#### Information provided ####

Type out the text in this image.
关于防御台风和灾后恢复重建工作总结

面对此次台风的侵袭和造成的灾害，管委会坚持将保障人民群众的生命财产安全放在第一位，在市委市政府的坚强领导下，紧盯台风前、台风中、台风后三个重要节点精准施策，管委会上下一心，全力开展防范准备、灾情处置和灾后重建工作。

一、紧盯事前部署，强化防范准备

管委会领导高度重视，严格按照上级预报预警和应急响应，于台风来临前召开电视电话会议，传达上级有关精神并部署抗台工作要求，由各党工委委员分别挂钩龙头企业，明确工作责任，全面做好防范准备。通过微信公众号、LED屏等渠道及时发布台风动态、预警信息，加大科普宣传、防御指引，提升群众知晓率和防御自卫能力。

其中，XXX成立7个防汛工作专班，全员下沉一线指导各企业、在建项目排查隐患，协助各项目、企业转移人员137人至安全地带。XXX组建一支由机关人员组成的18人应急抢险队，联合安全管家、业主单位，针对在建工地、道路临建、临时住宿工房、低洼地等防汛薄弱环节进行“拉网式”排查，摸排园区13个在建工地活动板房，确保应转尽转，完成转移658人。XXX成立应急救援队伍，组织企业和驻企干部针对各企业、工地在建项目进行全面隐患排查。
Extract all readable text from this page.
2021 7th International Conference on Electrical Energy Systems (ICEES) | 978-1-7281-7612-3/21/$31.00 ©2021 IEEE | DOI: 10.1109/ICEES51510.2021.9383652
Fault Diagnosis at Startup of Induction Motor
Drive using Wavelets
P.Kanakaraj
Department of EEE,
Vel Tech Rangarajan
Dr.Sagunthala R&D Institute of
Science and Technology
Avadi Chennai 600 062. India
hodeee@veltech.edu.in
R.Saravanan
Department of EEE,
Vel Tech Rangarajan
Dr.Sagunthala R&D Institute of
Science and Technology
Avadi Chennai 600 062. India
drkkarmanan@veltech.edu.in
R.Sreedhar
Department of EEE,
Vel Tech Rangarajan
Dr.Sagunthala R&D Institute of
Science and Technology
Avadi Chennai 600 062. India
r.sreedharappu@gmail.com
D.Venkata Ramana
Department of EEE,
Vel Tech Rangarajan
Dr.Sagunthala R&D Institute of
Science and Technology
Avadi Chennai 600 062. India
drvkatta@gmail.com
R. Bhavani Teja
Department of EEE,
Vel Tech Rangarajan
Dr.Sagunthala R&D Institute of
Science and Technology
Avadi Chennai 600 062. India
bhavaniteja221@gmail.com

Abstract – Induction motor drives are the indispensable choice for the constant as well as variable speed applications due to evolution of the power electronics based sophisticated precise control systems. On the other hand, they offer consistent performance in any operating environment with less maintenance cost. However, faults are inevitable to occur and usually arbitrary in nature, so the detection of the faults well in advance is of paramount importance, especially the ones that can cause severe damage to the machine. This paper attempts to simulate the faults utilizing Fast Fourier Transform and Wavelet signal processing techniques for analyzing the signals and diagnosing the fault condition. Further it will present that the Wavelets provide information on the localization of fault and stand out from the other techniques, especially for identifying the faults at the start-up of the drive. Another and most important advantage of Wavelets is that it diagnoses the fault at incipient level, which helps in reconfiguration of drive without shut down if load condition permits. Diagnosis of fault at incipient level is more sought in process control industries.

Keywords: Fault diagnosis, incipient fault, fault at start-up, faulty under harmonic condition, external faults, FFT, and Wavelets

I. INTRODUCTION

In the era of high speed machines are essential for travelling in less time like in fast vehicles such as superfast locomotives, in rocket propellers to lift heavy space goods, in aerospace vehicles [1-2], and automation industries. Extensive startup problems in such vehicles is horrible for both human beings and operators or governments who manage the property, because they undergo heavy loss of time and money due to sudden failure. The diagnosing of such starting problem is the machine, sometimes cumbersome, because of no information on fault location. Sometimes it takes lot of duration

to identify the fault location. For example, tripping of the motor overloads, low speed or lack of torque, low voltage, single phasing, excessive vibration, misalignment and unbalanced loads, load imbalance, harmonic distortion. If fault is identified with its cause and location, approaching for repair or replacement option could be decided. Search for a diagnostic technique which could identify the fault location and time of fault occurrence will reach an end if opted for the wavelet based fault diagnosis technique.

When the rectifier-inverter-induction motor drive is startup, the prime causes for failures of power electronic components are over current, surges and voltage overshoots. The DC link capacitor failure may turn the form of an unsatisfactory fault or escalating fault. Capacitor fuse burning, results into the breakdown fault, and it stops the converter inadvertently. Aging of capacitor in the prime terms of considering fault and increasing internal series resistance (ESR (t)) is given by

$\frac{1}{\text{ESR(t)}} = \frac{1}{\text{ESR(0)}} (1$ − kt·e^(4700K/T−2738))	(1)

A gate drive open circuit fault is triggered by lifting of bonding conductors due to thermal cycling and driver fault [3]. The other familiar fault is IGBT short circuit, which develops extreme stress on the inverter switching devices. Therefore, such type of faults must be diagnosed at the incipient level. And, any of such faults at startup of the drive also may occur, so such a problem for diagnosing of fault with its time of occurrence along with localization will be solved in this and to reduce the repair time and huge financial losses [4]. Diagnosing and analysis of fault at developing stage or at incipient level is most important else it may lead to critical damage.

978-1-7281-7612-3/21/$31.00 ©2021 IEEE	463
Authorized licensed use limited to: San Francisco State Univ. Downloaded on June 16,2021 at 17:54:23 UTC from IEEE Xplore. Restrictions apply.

####

> **Directions**: Please reproduce every line of the material word for word.

> **The response**:
Type out the text in this image.
关于防御台风和灾后恢复重建工作总结

面对此次台风的侵袭和造成的灾害，管委会坚持将保障人民群众的生命财产安全放在第一位，在市委市政府的坚强领导下，紧盯台风前、台风中、台风后三个重要节点精准施策，管委会上下一心，全力开展防范准备、灾情处置和灾后重建工作。

一、紧盯事前部署，强化防范准备

管委会领导高度重视，严格按照上级预报预警和应急响应，于台风来临前召开电视电话会议，传达上级有关精神并部署抗台工作要求，由各党工委委员分别挂钩龙头企业，明确工作责任，全面做好防范准备。通过微信公众号、LED屏等渠道及时发布台风动态、预警信息，加大科普宣传、防御指引，提升群众知晓率和防御自卫能力。

其中，XXX成立7个防汛工作专班，全员下沉一线指导各企业、在建项目排查隐患，协助各项目、企业转移人员137人至安全地带。XXX组建一支由机关人员组成的18人应急抢险队，联合安全管家、业主单位，针对在建工地、道路临建、临时住宿工房、低洼地等防汛薄弱环节进行“拉网式”排查，摸排园区13个在建工地活动板房，确保应转尽转，完成转移658人。XXX成立应急救援队伍，组织企业和驻企干部针对各企业、工地在建项目进行全面隐患排查。
Extract all readable text from this page.
2021 7th International Conference on Electrical Energy Systems (ICEES) | 978-1-7281-7612-3/21/$31.00 ©2021 IEEE | DOI: 10.1109/ICEES51510.2021.9383652
Fault Diagnosis at Startup of Induction Motor
Drive using Wavelets
P.Kanakaraj
Department of EEE,
Vel Tech Rangarajan
Dr.Sagunthala R&D Institute of
Science and Technology
Avadi Chennai 600 062. India
hodeee@veltech.edu.in
R.Saravanan
Department of EEE,
Vel Tech Rangarajan
Dr.Sagunthala R&D Institute of
Science and Technology
Avadi Chennai 600 062. India
drkkarmanan@veltech.edu.in
R.Sreedhar
Department of EEE,
Vel Tech Rangarajan
Dr.Sagunthala R&D Institute of
Science and Technology
Avadi Chennai 600 062. India
r.sreedharappu@gmail.com
D.Venkata Ramana
Department of EEE,
Vel Tech Rangarajan
Dr.Sagunthala R&D Institute of
Science and Technology
Avadi Chennai 600 062. India
drvkatta@gmail.com
R. Bhavani Teja
Department of EEE,
Vel Tech Rangarajan
Dr.Sagunthala R&D Institute of
Science and Technology
Avadi Chennai 600 062. India
bhavaniteja221@gmail.com

Abstract – Induction motor drives are the indispensable choice for the constant as well as variable speed applications due to evolution of the power electronics based sophisticated precise control systems. On the other hand, they offer consistent performance in any operating environment with less maintenance cost. However, faults are inevitable to occur and usually arbitrary in nature, so the detection of the faults well in advance is of paramount importance, especially the ones that can cause severe damage to the machine. This paper attempts to simulate the faults utilizing Fast Fourier Transform and Wavelet signal processing techniques for analyzing the signals and diagnosing the fault condition. Further it will present that the Wavelets provide information on the localization of fault and stand out from the other techniques, especially for identifying the faults at the start-up of the drive. Another and most important advantage of Wavelets is that it diagnoses the fault at incipient level, which helps in reconfiguration of drive without shut down if load condition permits. Diagnosis of fault at incipient level is more sought in process control industries.

Keywords: Fault diagnosis, incipient fault, fault at start-up, faulty under harmonic condition, external faults, FFT, and Wavelets

I. INTRODUCTION

In the era of high speed machines are essential for travelling in less time like in fast vehicles such as superfast locomotives, in rocket propellers to lift heavy space goods, in aerospace vehicles [1-2], and automation industries. Extensive startup problems in such vehicles is horrible for both human beings and operators or governments who manage the property, because they undergo heavy loss of time and money due to sudden failure. The diagnosing of such starting problem is the machine, sometimes cumbersome, because of no information on fault location. Sometimes it takes lot of duration

to identify the fault location. For example, tripping of the motor overloads, low speed or lack of torque, low voltage, single phasing, excessive vibration, misalignment and unbalanced loads, load imbalance, harmonic distortion. If fault is identified with its cause and location, approaching for repair or replacement option could be decided. Search for a diagnostic technique which could identify the fault location and time of fault occurrence will reach an end if opted for the wavelet based fault diagnosis technique.

When the rectifier-inverter-induction motor drive is startup, the prime causes for failures of power electronic components are over current, surges and voltage overshoots. The DC link capacitor failure may turn the form of an unsatisfactory fault or escalating fault. Capacitor fuse burning, results into the breakdown fault, and it stops the converter inadvertently. Aging of capacitor in the prime terms of considering fault and increasing internal series resistance (ESR (t)) is given by

$\frac{1}{\text{ESR(t)}} = \frac{1}{\text{ESR(0)}} (1$ − kt·e^(4700K/T−2738))	(1)

A gate drive open circuit fault is triggered by lifting of bonding conductors due to thermal cycling and driver fault [3]. The other familiar fault is IGBT short circuit, which develops extreme stress on the inverter switching devices. Therefore, such type of faults must be diagnosed at the incipient level. And, any of such faults at startup of the drive also may occur, so such a problem for diagnosing of fault with its time of occurrence along with localization will be solved in this and to reduce the repair time and huge financial losses [4]. Diagnosing and analysis of fault at developing stage or at incipient level is most important else it may lead to critical damage.

978-1-7281-7612-3/21/$31.00 ©2021 IEEE	463
Authorized licensed use limited to: San Francisco State Univ. Downloaded on June 16,2021 at 17:54:23 UTC from IEEE Xplore. Restrictions apply.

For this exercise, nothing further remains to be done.